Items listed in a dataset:
## start
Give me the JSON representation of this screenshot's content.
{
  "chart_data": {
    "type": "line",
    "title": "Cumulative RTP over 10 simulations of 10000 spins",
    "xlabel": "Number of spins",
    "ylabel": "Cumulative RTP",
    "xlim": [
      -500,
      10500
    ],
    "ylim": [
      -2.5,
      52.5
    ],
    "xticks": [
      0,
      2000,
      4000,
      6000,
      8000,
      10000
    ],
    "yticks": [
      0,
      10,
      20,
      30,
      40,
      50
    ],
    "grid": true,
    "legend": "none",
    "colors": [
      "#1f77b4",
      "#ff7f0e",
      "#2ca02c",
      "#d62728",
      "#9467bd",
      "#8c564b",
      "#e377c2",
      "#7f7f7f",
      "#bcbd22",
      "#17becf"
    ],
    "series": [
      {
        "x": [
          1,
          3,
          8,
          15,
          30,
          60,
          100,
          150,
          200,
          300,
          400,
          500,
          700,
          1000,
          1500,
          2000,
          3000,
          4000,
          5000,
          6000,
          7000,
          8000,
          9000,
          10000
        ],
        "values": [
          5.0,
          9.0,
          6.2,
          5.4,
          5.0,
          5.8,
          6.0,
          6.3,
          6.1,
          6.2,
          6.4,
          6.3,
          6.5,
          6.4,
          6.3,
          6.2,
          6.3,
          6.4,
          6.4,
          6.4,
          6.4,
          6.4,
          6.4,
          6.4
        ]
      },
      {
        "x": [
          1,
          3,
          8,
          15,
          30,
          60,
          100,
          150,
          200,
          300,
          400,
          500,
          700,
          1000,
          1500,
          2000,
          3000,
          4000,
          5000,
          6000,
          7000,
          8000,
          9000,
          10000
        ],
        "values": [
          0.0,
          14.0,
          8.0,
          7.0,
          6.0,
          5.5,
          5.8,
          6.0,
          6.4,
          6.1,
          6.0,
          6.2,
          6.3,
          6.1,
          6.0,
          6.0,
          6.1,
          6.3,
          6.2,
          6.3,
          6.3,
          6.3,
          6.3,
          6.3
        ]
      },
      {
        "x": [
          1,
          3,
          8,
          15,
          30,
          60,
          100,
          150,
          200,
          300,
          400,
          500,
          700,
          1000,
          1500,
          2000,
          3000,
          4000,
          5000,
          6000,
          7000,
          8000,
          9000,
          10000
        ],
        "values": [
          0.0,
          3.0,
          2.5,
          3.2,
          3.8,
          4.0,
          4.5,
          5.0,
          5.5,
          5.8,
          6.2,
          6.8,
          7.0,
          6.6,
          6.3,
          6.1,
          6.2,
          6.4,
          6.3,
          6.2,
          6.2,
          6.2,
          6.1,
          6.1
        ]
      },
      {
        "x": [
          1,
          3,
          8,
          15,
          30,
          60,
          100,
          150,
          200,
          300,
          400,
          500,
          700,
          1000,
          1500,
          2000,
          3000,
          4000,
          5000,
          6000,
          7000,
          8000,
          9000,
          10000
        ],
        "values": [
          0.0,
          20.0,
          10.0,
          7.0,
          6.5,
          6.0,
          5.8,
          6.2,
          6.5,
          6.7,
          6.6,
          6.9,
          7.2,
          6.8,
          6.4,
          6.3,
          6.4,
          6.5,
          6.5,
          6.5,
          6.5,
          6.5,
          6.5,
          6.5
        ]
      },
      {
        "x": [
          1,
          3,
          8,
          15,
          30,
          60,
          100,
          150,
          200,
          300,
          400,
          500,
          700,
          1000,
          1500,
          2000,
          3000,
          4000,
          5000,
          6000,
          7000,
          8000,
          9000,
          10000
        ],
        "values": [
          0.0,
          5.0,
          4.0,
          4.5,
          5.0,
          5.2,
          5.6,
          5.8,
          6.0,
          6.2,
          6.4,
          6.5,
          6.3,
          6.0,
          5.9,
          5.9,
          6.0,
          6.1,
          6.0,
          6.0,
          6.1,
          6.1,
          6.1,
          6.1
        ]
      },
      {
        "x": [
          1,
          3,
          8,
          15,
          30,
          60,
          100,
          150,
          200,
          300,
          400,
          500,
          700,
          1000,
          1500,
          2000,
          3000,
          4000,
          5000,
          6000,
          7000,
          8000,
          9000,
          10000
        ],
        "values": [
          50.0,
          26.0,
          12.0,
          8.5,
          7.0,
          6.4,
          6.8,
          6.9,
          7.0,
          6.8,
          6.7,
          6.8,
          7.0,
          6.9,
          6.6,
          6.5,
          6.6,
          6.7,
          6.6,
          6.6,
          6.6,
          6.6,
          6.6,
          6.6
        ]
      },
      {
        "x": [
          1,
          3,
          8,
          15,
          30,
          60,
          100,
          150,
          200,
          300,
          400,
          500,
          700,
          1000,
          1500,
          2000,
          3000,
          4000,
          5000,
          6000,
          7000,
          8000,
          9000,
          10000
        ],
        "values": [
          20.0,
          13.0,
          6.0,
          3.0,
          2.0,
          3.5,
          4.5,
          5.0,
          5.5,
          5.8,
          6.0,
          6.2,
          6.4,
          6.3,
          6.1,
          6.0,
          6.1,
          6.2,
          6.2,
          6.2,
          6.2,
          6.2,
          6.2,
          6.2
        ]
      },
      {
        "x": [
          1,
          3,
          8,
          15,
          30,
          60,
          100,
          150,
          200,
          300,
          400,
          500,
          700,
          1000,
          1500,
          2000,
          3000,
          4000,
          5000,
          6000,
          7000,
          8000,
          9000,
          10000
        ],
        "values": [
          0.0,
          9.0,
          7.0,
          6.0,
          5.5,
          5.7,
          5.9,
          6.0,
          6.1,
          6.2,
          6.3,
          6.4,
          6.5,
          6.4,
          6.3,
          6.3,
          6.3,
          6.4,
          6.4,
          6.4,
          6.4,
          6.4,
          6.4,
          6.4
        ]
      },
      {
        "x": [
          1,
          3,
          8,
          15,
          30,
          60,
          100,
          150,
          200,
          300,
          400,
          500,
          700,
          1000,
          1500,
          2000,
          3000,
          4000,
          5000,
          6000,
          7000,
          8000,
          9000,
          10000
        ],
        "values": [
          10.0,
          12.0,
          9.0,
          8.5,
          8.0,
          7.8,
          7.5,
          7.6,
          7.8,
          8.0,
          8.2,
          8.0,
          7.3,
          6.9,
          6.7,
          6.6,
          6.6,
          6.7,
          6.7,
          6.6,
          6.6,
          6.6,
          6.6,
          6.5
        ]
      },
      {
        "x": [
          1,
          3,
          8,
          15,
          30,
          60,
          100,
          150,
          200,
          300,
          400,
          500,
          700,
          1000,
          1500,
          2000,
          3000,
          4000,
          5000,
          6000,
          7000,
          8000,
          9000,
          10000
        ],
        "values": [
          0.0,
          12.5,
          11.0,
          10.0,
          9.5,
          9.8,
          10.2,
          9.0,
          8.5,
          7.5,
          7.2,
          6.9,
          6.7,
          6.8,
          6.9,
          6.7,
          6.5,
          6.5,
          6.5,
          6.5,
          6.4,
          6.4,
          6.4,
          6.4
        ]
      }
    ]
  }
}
## end
> [Work to complete]: Extract the full listing and reproduce each line exactly.

> [Solution to this problem]:
Give me the JSON representation of this screenshot's content.
{
  "chart_data": {
    "type": "line",
    "title": "Cumulative RTP over 10 simulations of 10000 spins",
    "xlabel": "Number of spins",
    "ylabel": "Cumulative RTP",
    "xlim": [
      -500,
      10500
    ],
    "ylim": [
      -2.5,
      52.5
    ],
    "xticks": [
      0,
      2000,
      4000,
      6000,
      8000,
      10000
    ],
    "yticks": [
      0,
      10,
      20,
      30,
      40,
      50
    ],
    "grid": true,
    "legend": "none",
    "colors": [
      "#1f77b4",
      "#ff7f0e",
      "#2ca02c",
      "#d62728",
      "#9467bd",
      "#8c564b",
      "#e377c2",
      "#7f7f7f",
      "#bcbd22",
      "#17becf"
    ],
    "series": [
      {
        "x": [
          1,
          3,
          8,
          15,
          30,
          60,
          100,
          150,
          200,
          300,
          400,
          500,
          700,
          1000,
          1500,
          2000,
          3000,
          4000,
          5000,
          6000,
          7000,
          8000,
          9000,
          10000
        ],
        "values": [
          5.0,
          9.0,
          6.2,
          5.4,
          5.0,
          5.8,
          6.0,
          6.3,
          6.1,
          6.2,
          6.4,
          6.3,
          6.5,
          6.4,
          6.3,
          6.2,
          6.3,
          6.4,
          6.4,
          6.4,
          6.4,
          6.4,
          6.4,
          6.4
        ]
      },
      {
        "x": [
          1,
          3,
          8,
          15,
          30,
          60,
          100,
          150,
          200,
          300,
          400,
          500,
          700,
          1000,
          1500,
          2000,
          3000,
          4000,
          5000,
          6000,
          7000,
          8000,
          9000,
          10000
        ],
        "values": [
          0.0,
          14.0,
          8.0,
          7.0,
          6.0,
          5.5,
          5.8,
          6.0,
          6.4,
          6.1,
          6.0,
          6.2,
          6.3,
          6.1,
          6.0,
          6.0,
          6.1,
          6.3,
          6.2,
          6.3,
          6.3,
          6.3,
          6.3,
          6.3
        ]
      },
      {
        "x": [
          1,
          3,
          8,
          15,
          30,
          60,
          100,
          150,
          200,
          300,
          400,
          500,
          700,
          1000,
          1500,
          2000,
          3000,
          4000,
          5000,
          6000,
          7000,
          8000,
          9000,
          10000
        ],
        "values": [
          0.0,
          3.0,
          2.5,
          3.2,
          3.8,
          4.0,
          4.5,
          5.0,
          5.5,
          5.8,
          6.2,
          6.8,
          7.0,
          6.6,
          6.3,
          6.1,
          6.2,
          6.4,
          6.3,
          6.2,
          6.2,
          6.2,
          6.1,
          6.1
        ]
      },
      {
        "x": [
          1,
          3,
          8,
          15,
          30,
          60,
          100,
          150,
          200,
          300,
          400,
          500,
          700,
          1000,
          1500,
          2000,
          3000,
          4000,
          5000,
          6000,
          7000,
          8000,
          9000,
          10000
        ],
        "values": [
          0.0,
          20.0,
          10.0,
          7.0,
          6.5,
          6.0,
          5.8,
          6.2,
          6.5,
          6.7,
          6.6,
          6.9,
          7.2,
          6.8,
          6.4,
          6.3,
          6.4,
          6.5,
          6.5,
          6.5,
          6.5,
          6.5,
          6.5,
          6.5
        ]
      },
      {
        "x": [
          1,
          3,
          8,
          15,
          30,
          60,
          100,
          150,
          200,
          300,
          400,
          500,
          700,
          1000,
          1500,
          2000,
          3000,
          4000,
          5000,
          6000,
          7000,
          8000,
          9000,
          10000
        ],
        "values": [
          0.0,
          5.0,
          4.0,
          4.5,
          5.0,
          5.2,
          5.6,
          5.8,
          6.0,
          6.2,
          6.4,
          6.5,
          6.3,
          6.0,
          5.9,
          5.9,
          6.0,
          6.1,
          6.0,
          6.0,
          6.1,
          6.1,
          6.1,
          6.1
        ]
      },
      {
        "x": [
          1,
          3,
          8,
          15,
          30,
          60,
          100,
          150,
          200,
          300,
          400,
          500,
          700,
          1000,
          1500,
          2000,
          3000,
          4000,
          5000,
          6000,
          7000,
          8000,
          9000,
          10000
        ],
        "values": [
          50.0,
          26.0,
          12.0,
          8.5,
          7.0,
          6.4,
          6.8,
          6.9,
          7.0,
          6.8,
          6.7,
          6.8,
          7.0,
          6.9,
          6.6,
          6.5,
          6.6,
          6.7,
          6.6,
          6.6,
          6.6,
          6.6,
          6.6,
          6.6
        ]
      },
      {
        "x": [
          1,
          3,
          8,
          15,
          30,
          60,
          100,
          150,
          200,
          300,
          400,
          500,
          700,
          1000,
          1500,
          2000,
          3000,
          4000,
          5000,
          6000,
          7000,
          8000,
          9000,
          10000
        ],
        "values": [
          20.0,
          13.0,
          6.0,
          3.0,
          2.0,
          3.5,
          4.5,
          5.0,
          5.5,
          5.8,
          6.0,
          6.2,
          6.4,
          6.3,
          6.1,
          6.0,
          6.1,
          6.2,
          6.2,
          6.2,
          6.2,
          6.2,
          6.2,
          6.2
        ]
      },
      {
        "x": [
          1,
          3,
          8,
          15,
          30,
          60,
          100,
          150,
          200,
          300,
          400,
          500,
          700,
          1000,
          1500,
          2000,
          3000,
          4000,
          5000,
          6000,
          7000,
          8000,
          9000,
          10000
        ],
        "values": [
          0.0,
          9.0,
          7.0,
          6.0,
          5.5,
          5.7,
          5.9,
          6.0,
          6.1,
          6.2,
          6.3,
          6.4,
          6.5,
          6.4,
          6.3,
          6.3,
          6.3,
          6.4,
          6.4,
          6.4,
          6.4,
          6.4,
          6.4,
          6.4
        ]
      },
      {
        "x": [
          1,
          3,
          8,
          15,
          30,
          60,
          100,
          150,
          200,
          300,
          400,
          500,
          700,
          1000,
          1500,
          2000,
          3000,
          4000,
          5000,
          6000,
          7000,
          8000,
          9000,
          10000
        ],
        "values": [
          10.0,
          12.0,
          9.0,
          8.5,
          8.0,
          7.8,
          7.5,
          7.6,
          7.8,
          8.0,
          8.2,
          8.0,
          7.3,
          6.9,
          6.7,
          6.6,
          6.6,
          6.7,
          6.7,
          6.6,
          6.6,
          6.6,
          6.6,
          6.5
        ]
      },
      {
        "x": [
          1,
          3,
          8,
          15,
          30,
          60,
          100,
          150,
          200,
          300,
          400,
          500,
          700,
          1000,
          1500,
          2000,
          3000,
          4000,
          5000,
          6000,
          7000,
          8000,
          9000,
          10000
        ],
        "values": [
          0.0,
          12.5,
          11.0,
          10.0,
          9.5,
          9.8,
          10.2,
          9.0,
          8.5,
          7.5,
          7.2,
          6.9,
          6.7,
          6.8,
          6.9,
          6.7,
          6.5,
          6.5,
          6.5,
          6.5,
          6.4,
          6.4,
          6.4,
          6.4
        ]
      }
    ]
  }
}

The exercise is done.